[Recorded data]
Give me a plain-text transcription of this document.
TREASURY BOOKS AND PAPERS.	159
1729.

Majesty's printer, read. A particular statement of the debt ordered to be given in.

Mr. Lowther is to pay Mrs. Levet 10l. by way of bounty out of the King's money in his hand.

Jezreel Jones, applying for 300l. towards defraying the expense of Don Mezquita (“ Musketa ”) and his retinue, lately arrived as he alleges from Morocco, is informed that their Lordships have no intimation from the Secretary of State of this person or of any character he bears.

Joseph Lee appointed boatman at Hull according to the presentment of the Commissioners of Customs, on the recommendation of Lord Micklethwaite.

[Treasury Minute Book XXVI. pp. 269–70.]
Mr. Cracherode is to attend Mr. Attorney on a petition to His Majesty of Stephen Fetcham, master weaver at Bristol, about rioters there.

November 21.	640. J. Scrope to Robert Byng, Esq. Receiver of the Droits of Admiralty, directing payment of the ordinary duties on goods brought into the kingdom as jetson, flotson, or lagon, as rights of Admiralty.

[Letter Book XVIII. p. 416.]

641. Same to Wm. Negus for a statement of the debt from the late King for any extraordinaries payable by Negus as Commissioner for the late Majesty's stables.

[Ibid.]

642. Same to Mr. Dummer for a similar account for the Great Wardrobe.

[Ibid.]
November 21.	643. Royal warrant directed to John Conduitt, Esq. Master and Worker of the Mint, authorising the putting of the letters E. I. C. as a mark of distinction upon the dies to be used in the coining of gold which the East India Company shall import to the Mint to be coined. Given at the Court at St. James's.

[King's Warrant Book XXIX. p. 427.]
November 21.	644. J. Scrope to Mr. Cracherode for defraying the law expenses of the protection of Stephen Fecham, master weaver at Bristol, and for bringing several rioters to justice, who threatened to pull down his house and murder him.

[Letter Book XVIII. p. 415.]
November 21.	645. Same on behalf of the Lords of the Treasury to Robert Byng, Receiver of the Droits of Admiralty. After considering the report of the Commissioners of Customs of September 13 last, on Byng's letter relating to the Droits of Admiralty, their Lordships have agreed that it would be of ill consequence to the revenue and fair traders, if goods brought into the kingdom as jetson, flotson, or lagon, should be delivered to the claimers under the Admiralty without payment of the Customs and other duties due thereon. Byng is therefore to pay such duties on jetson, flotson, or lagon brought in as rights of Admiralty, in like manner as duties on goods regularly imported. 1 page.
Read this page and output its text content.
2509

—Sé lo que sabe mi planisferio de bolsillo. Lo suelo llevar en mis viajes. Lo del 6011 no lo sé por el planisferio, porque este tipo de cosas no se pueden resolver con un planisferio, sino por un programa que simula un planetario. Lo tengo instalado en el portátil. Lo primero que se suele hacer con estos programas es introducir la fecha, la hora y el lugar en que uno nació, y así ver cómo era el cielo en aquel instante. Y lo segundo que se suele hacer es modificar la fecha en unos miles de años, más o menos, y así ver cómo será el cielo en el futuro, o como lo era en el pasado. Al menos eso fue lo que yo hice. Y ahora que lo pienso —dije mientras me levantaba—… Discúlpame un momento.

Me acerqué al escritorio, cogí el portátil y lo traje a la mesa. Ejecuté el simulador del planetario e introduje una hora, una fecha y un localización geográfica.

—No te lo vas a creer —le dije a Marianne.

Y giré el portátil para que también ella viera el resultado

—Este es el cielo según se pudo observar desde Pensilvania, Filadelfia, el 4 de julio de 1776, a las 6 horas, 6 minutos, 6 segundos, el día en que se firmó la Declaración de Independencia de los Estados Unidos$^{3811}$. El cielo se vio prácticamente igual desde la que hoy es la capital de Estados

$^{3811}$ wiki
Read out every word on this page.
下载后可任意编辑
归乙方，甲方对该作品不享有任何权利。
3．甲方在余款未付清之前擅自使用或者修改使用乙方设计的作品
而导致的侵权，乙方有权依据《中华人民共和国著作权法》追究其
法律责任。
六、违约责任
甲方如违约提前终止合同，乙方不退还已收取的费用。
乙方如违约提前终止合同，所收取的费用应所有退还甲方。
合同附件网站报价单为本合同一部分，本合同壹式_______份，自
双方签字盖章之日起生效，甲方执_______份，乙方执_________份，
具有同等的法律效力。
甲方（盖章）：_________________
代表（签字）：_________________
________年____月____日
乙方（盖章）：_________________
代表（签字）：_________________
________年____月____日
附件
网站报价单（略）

Set problem: Return all the data above once more, precisely as given.

Solution to the problem:
Give me a plain-text transcription of this document.
TREASURY BOOKS AND PAPERS.	159
1729.

Majesty's printer, read. A particular statement of the debt ordered to be given in.

Mr. Lowther is to pay Mrs. Levet 10l. by way of bounty out of the King's money in his hand.

Jezreel Jones, applying for 300l. towards defraying the expense of Don Mezquita (“ Musketa ”) and his retinue, lately arrived as he alleges from Morocco, is informed that their Lordships have no intimation from the Secretary of State of this person or of any character he bears.

Joseph Lee appointed boatman at Hull according to the presentment of the Commissioners of Customs, on the recommendation of Lord Micklethwaite.

[Treasury Minute Book XXVI. pp. 269–70.]
Mr. Cracherode is to attend Mr. Attorney on a petition to His Majesty of Stephen Fetcham, master weaver at Bristol, about rioters there.

November 21.	640. J. Scrope to Robert Byng, Esq. Receiver of the Droits of Admiralty, directing payment of the ordinary duties on goods brought into the kingdom as jetson, flotson, or lagon, as rights of Admiralty.

[Letter Book XVIII. p. 416.]

641. Same to Wm. Negus for a statement of the debt from the late King for any extraordinaries payable by Negus as Commissioner for the late Majesty's stables.

[Ibid.]

642. Same to Mr. Dummer for a similar account for the Great Wardrobe.

[Ibid.]
November 21.	643. Royal warrant directed to John Conduitt, Esq. Master and Worker of the Mint, authorising the putting of the letters E. I. C. as a mark of distinction upon the dies to be used in the coining of gold which the East India Company shall import to the Mint to be coined. Given at the Court at St. James's.

[King's Warrant Book XXIX. p. 427.]
November 21.	644. J. Scrope to Mr. Cracherode for defraying the law expenses of the protection of Stephen Fecham, master weaver at Bristol, and for bringing several rioters to justice, who threatened to pull down his house and murder him.

[Letter Book XVIII. p. 415.]
November 21.	645. Same on behalf of the Lords of the Treasury to Robert Byng, Receiver of the Droits of Admiralty. After considering the report of the Commissioners of Customs of September 13 last, on Byng's letter relating to the Droits of Admiralty, their Lordships have agreed that it would be of ill consequence to the revenue and fair traders, if goods brought into the kingdom as jetson, flotson, or lagon, should be delivered to the claimers under the Admiralty without payment of the Customs and other duties due thereon. Byng is therefore to pay such duties on jetson, flotson, or lagon brought in as rights of Admiralty, in like manner as duties on goods regularly imported. 1 page.
Read this page and output its text content.
2509

—Sé lo que sabe mi planisferio de bolsillo. Lo suelo llevar en mis viajes. Lo del 6011 no lo sé por el planisferio, porque este tipo de cosas no se pueden resolver con un planisferio, sino por un programa que simula un planetario. Lo tengo instalado en el portátil. Lo primero que se suele hacer con estos programas es introducir la fecha, la hora y el lugar en que uno nació, y así ver cómo era el cielo en aquel instante. Y lo segundo que se suele hacer es modificar la fecha en unos miles de años, más o menos, y así ver cómo será el cielo en el futuro, o como lo era en el pasado. Al menos eso fue lo que yo hice. Y ahora que lo pienso —dije mientras me levantaba—… Discúlpame un momento.

Me acerqué al escritorio, cogí el portátil y lo traje a la mesa. Ejecuté el simulador del planetario e introduje una hora, una fecha y un localización geográfica.

—No te lo vas a creer —le dije a Marianne.

Y giré el portátil para que también ella viera el resultado

—Este es el cielo según se pudo observar desde Pensilvania, Filadelfia, el 4 de julio de 1776, a las 6 horas, 6 minutos, 6 segundos, el día en que se firmó la Declaración de Independencia de los Estados Unidos$^{3811}$. El cielo se vio prácticamente igual desde la que hoy es la capital de Estados

$^{3811}$ wiki
Read out every word on this page.
下载后可任意编辑
归乙方，甲方对该作品不享有任何权利。
3．甲方在余款未付清之前擅自使用或者修改使用乙方设计的作品
而导致的侵权，乙方有权依据《中华人民共和国著作权法》追究其
法律责任。
六、违约责任
甲方如违约提前终止合同，乙方不退还已收取的费用。
乙方如违约提前终止合同，所收取的费用应所有退还甲方。
合同附件网站报价单为本合同一部分，本合同壹式_______份，自
双方签字盖章之日起生效，甲方执_______份，乙方执_________份，
具有同等的法律效力。
甲方（盖章）：_________________
代表（签字）：_________________
________年____月____日
乙方（盖章）：_________________
代表（签字）：_________________
________年____月____日
附件
网站报价单（略）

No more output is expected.